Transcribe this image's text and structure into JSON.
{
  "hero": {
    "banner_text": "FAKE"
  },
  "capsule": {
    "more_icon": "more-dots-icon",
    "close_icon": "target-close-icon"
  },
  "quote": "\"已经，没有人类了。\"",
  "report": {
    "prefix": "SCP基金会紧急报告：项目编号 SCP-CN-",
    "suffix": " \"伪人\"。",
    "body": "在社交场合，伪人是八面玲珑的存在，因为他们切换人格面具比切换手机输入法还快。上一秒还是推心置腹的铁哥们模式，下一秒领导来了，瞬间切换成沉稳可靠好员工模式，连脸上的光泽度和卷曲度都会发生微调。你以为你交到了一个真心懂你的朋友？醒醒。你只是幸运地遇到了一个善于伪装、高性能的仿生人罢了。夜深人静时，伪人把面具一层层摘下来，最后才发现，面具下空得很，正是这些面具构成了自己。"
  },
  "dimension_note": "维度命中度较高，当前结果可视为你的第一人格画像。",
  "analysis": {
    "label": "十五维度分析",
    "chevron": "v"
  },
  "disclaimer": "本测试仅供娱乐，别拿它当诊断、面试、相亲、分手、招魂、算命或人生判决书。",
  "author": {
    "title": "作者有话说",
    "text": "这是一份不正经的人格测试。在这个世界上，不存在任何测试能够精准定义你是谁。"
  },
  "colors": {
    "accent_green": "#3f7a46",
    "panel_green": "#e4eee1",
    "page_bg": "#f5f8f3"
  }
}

#### INSTRUCTIONS TO FOLLOW:
Write out every entry exactly as given.

#### RESULT:
Transcribe this image's text and structure into JSON.
{
  "hero": {
    "banner_text": "FAKE"
  },
  "capsule": {
    "more_icon": "more-dots-icon",
    "close_icon": "target-close-icon"
  },
  "quote": "\"已经，没有人类了。\"",
  "report": {
    "prefix": "SCP基金会紧急报告：项目编号 SCP-CN-",
    "suffix": " \"伪人\"。",
    "body": "在社交场合，伪人是八面玲珑的存在，因为他们切换人格面具比切换手机输入法还快。上一秒还是推心置腹的铁哥们模式，下一秒领导来了，瞬间切换成沉稳可靠好员工模式，连脸上的光泽度和卷曲度都会发生微调。你以为你交到了一个真心懂你的朋友？醒醒。你只是幸运地遇到了一个善于伪装、高性能的仿生人罢了。夜深人静时，伪人把面具一层层摘下来，最后才发现，面具下空得很，正是这些面具构成了自己。"
  },
  "dimension_note": "维度命中度较高，当前结果可视为你的第一人格画像。",
  "analysis": {
    "label": "十五维度分析",
    "chevron": "v"
  },
  "disclaimer": "本测试仅供娱乐，别拿它当诊断、面试、相亲、分手、招魂、算命或人生判决书。",
  "author": {
    "title": "作者有话说",
    "text": "这是一份不正经的人格测试。在这个世界上，不存在任何测试能够精准定义你是谁。"
  },
  "colors": {
    "accent_green": "#3f7a46",
    "panel_green": "#e4eee1",
    "page_bg": "#f5f8f3"
  }
}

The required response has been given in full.